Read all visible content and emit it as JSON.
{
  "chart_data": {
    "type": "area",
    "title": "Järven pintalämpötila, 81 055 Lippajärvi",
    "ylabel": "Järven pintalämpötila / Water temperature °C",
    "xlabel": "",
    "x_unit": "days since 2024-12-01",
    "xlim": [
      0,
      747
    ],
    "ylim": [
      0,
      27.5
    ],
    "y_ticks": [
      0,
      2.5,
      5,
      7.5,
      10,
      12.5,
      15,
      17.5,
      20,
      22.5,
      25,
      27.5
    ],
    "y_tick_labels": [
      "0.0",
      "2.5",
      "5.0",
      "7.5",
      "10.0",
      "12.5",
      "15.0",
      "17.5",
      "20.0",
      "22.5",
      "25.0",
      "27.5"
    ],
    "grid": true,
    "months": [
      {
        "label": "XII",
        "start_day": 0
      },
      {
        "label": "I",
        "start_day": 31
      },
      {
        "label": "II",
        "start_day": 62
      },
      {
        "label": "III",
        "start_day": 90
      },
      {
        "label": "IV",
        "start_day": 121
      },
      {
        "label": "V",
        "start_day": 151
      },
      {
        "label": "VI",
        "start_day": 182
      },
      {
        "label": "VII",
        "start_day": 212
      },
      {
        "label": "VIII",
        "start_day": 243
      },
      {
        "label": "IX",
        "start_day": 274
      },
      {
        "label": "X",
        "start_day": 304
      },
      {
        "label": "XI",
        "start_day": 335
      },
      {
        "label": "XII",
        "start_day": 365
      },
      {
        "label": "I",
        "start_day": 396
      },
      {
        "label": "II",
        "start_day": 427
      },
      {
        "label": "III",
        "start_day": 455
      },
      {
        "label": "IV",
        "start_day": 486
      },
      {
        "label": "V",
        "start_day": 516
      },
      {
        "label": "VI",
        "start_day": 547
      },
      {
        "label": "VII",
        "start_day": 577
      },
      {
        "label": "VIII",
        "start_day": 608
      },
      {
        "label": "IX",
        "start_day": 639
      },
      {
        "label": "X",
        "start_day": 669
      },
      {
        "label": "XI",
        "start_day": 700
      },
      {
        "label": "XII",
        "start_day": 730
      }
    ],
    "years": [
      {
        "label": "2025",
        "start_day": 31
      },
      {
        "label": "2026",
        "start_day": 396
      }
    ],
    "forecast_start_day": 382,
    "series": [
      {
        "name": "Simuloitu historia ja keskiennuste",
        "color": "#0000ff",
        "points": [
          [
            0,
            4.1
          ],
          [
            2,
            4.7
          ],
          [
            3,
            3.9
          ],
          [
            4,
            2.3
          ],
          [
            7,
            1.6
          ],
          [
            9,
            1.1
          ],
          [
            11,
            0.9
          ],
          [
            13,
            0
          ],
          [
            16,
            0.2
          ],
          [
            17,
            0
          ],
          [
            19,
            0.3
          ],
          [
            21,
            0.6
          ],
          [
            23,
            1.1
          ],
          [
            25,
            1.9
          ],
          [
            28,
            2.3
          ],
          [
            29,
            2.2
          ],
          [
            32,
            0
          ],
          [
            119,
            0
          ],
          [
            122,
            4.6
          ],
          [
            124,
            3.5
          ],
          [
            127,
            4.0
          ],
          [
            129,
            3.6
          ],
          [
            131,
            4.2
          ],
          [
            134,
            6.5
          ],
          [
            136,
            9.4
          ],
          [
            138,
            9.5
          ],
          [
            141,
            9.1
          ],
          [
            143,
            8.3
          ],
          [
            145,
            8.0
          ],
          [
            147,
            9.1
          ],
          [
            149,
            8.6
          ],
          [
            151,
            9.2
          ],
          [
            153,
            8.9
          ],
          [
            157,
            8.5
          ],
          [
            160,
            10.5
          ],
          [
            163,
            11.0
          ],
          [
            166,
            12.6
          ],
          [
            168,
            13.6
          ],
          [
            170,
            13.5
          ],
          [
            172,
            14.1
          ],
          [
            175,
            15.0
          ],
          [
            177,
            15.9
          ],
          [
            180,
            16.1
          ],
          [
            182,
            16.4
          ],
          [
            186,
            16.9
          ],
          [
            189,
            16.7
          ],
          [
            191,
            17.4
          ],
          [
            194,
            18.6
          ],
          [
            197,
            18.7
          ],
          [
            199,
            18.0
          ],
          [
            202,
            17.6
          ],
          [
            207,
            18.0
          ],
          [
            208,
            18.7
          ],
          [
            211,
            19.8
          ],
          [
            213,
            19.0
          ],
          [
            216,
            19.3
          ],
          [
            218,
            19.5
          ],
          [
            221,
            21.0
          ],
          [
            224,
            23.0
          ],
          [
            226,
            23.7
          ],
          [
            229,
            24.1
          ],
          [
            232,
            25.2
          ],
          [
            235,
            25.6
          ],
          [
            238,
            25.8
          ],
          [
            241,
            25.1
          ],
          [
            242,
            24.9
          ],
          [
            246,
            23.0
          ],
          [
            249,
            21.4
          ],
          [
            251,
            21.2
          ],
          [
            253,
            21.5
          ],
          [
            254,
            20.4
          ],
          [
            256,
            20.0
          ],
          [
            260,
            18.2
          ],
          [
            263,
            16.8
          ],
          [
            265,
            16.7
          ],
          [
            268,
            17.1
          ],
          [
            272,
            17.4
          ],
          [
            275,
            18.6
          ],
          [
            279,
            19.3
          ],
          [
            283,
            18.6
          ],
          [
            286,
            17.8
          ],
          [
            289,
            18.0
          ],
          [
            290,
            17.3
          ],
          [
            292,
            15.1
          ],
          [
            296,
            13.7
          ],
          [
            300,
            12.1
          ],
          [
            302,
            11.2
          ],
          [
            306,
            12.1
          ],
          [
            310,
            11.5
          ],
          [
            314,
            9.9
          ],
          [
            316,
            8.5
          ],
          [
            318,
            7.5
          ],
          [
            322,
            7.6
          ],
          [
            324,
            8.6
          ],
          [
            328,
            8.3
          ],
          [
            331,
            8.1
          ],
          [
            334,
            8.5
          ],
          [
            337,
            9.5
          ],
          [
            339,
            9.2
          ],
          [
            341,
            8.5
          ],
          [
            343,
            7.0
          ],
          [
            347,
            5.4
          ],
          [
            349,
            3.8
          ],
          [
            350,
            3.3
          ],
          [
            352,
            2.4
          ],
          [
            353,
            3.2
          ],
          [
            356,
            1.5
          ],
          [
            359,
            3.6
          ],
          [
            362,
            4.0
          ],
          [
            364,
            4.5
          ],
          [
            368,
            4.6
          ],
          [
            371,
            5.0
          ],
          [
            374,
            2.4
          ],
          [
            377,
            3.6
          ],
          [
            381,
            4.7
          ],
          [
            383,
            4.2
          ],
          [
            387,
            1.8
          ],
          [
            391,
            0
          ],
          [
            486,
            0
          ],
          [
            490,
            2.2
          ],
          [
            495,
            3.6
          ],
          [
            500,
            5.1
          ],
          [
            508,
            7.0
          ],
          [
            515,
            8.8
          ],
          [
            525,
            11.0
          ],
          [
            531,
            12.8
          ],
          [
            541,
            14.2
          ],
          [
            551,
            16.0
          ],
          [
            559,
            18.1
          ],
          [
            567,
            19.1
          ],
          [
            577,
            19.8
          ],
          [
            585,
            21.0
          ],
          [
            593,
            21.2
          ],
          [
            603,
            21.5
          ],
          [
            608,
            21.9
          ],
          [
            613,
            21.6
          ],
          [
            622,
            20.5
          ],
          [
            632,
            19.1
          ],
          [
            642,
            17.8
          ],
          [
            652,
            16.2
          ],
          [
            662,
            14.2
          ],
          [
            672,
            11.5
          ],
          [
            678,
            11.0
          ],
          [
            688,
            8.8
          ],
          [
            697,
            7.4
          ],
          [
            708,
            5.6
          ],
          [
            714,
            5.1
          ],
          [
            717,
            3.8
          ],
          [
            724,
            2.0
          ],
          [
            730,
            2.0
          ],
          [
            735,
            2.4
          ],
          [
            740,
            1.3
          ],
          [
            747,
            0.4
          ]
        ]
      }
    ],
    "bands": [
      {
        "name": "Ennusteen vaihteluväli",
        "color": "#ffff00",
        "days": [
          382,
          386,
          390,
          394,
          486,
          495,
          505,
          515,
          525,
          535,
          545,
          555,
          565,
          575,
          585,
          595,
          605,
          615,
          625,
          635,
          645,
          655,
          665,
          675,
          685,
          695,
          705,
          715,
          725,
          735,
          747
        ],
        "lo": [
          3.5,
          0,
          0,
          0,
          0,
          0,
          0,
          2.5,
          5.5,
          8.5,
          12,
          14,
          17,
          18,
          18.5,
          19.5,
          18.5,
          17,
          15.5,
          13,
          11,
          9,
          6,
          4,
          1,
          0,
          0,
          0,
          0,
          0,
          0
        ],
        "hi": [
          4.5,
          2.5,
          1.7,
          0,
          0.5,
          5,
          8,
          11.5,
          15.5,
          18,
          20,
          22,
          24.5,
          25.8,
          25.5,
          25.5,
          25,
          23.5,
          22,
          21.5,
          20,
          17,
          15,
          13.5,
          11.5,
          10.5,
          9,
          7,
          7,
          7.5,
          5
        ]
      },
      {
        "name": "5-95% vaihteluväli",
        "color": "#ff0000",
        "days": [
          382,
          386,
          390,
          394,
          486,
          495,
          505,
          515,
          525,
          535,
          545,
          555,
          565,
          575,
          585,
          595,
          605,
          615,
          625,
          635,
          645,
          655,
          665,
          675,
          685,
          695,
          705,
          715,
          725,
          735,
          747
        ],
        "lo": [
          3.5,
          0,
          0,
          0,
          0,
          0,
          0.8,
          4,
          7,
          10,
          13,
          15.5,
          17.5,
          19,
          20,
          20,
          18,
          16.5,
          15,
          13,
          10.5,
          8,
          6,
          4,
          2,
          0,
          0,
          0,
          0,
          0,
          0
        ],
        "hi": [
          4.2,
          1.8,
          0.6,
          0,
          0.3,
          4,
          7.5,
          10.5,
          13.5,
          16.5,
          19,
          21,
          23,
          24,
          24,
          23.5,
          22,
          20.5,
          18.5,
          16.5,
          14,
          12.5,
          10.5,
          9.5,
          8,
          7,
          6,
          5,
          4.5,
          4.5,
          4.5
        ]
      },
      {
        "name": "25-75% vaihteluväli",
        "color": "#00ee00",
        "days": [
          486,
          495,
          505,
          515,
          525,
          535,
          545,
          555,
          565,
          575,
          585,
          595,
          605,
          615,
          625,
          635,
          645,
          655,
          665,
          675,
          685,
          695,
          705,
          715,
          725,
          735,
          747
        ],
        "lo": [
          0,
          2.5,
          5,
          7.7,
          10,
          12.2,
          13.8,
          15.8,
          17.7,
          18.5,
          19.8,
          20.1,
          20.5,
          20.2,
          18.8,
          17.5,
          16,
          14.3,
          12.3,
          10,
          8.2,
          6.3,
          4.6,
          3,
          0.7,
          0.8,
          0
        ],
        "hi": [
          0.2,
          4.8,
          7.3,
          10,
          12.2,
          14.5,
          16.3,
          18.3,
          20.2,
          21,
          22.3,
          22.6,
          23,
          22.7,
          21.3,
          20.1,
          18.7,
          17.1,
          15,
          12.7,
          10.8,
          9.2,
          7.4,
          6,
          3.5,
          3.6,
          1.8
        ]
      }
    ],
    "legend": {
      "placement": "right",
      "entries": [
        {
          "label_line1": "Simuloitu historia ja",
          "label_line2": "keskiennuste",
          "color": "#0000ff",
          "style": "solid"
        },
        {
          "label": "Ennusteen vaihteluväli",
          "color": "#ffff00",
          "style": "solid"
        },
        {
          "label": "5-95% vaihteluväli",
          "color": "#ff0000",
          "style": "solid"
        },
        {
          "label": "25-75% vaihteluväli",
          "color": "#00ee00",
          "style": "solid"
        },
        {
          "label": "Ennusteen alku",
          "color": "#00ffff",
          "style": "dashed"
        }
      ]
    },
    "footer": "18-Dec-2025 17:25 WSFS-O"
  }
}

--

- [WRITTEN TASK]
Copy each line of the records containing the string "vaihteluväli".

- [EXPECTED ANSWER]
        "name": "Ennusteen vaihteluväli",
        "name": "5-95% vaihteluväli",
        "name": "25-75% vaihteluväli",
          "label": "Ennusteen vaihteluväli",
          "label": "5-95% vaihteluväli",
          "label": "25-75% vaihteluväli",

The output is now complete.